---------- Record set
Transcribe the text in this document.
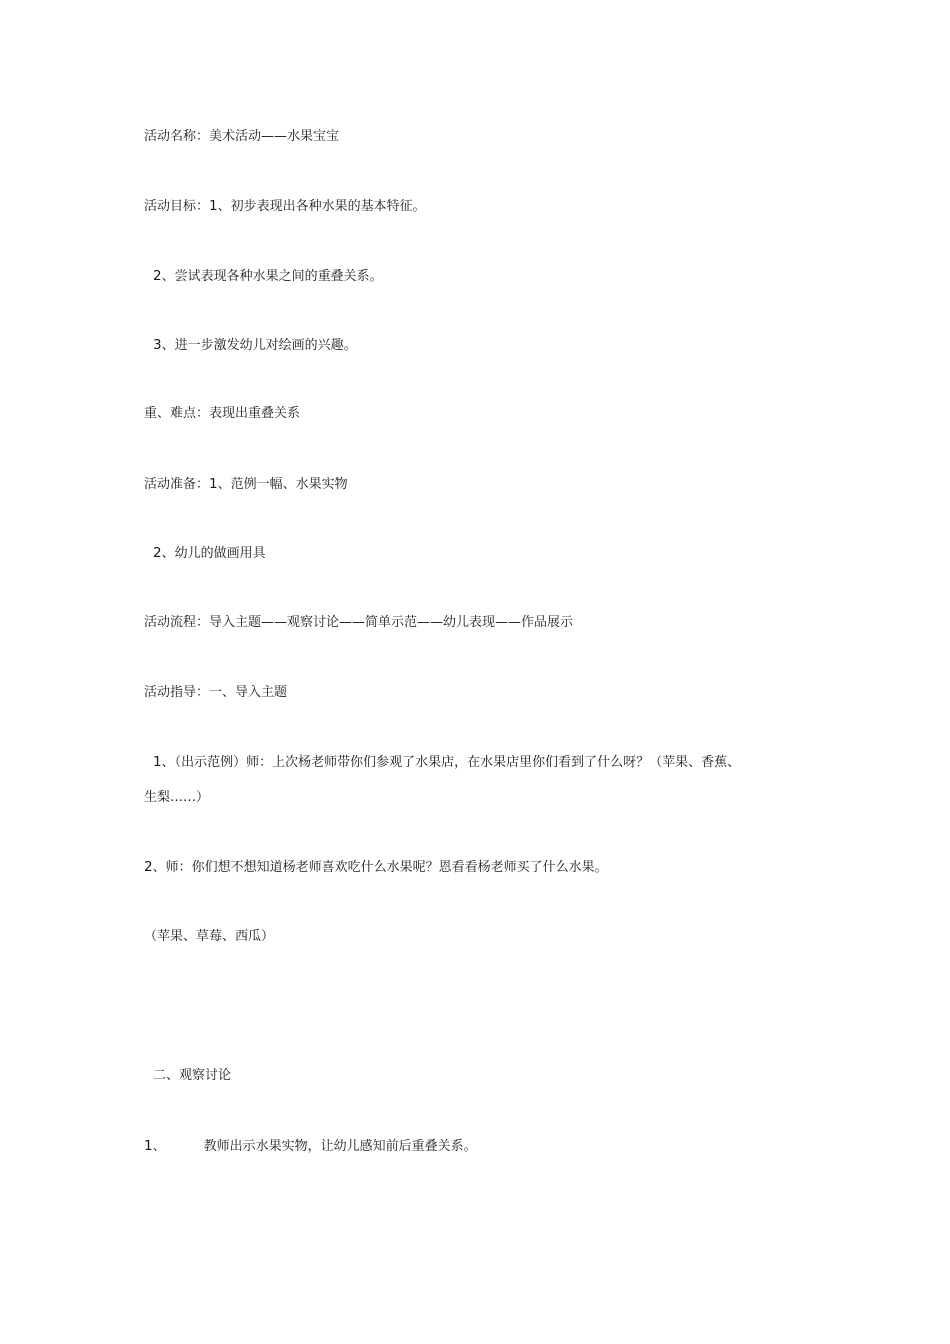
活动名称：美术活动——水果宝宝
活动目标：1、初步表现出各种水果的基本特征。
2、尝试表现各种水果之间的重叠关系。
3、进一步激发幼儿对绘画的兴趣。
重、难点：表现出重叠关系
活动准备：1、范例一幅、水果实物
2、幼儿的做画用具
活动流程：导入主题——观察讨论——简单示范——幼儿表现——作品展示
活动指导：一、导入主题
1、（出示范例）师：上次杨老师带你们参观了水果店，在水果店里你们看到了什么呀？（苹果、香蕉、
生梨……）
2、师：你们想不想知道杨老师喜欢吃什么水果呢？恩看看杨老师买了什么水果。
（苹果、草莓、西瓜）
二、观察讨论
1、	教师出示水果实物，让幼儿感知前后重叠关系。
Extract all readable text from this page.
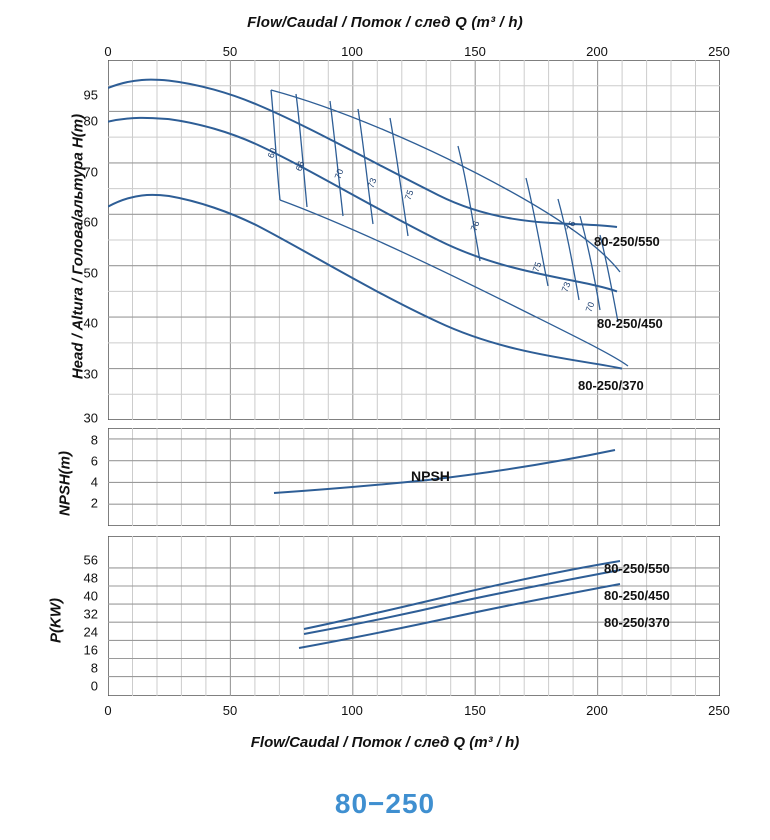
Flow/Caudal / Поток / след Q (m³ / h)
0	50	100	150	200	250
Head / Altura / Голова/альтура H(m)
95
80
70
60
50
40
30
30
60
66
70
73
75
76	76
75
73
70
80-250/550
80-250/450
80-250/370
NPSH(m)
8
6
4
2
NPSH
P(KW)
56
48
40
32
24
16
8
0
80-250/550
80-250/450
80-250/370
0	50	100	150	200	250
Flow/Caudal / Поток / след Q (m³ / h)
80−250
--------------------
- The problem
Write out every line above exactly as it is, leaving out the pictures.

- Solution to this exercise
Transcribe the text in this document.
活动名称：美术活动——水果宝宝
活动目标：1、初步表现出各种水果的基本特征。
2、尝试表现各种水果之间的重叠关系。
3、进一步激发幼儿对绘画的兴趣。
重、难点：表现出重叠关系
活动准备：1、范例一幅、水果实物
2、幼儿的做画用具
活动流程：导入主题——观察讨论——简单示范——幼儿表现——作品展示
活动指导：一、导入主题
1、（出示范例）师：上次杨老师带你们参观了水果店，在水果店里你们看到了什么呀？（苹果、香蕉、
生梨……）
2、师：你们想不想知道杨老师喜欢吃什么水果呢？恩看看杨老师买了什么水果。
（苹果、草莓、西瓜）
二、观察讨论
1、	教师出示水果实物，让幼儿感知前后重叠关系。
Extract all readable text from this page.
Flow/Caudal / Поток / след Q (m³ / h)
0	50	100	150	200	250
Head / Altura / Голова/альтура H(m)
95
80
70
60
50
40
30
30
60
66
70
73
75
76	76
75
73
70
80-250/550
80-250/450
80-250/370
NPSH(m)
8
6
4
2
NPSH
P(KW)
56
48
40
32
24
16
8
0
80-250/550
80-250/450
80-250/370
0	50	100	150	200	250
Flow/Caudal / Поток / след Q (m³ / h)
80−250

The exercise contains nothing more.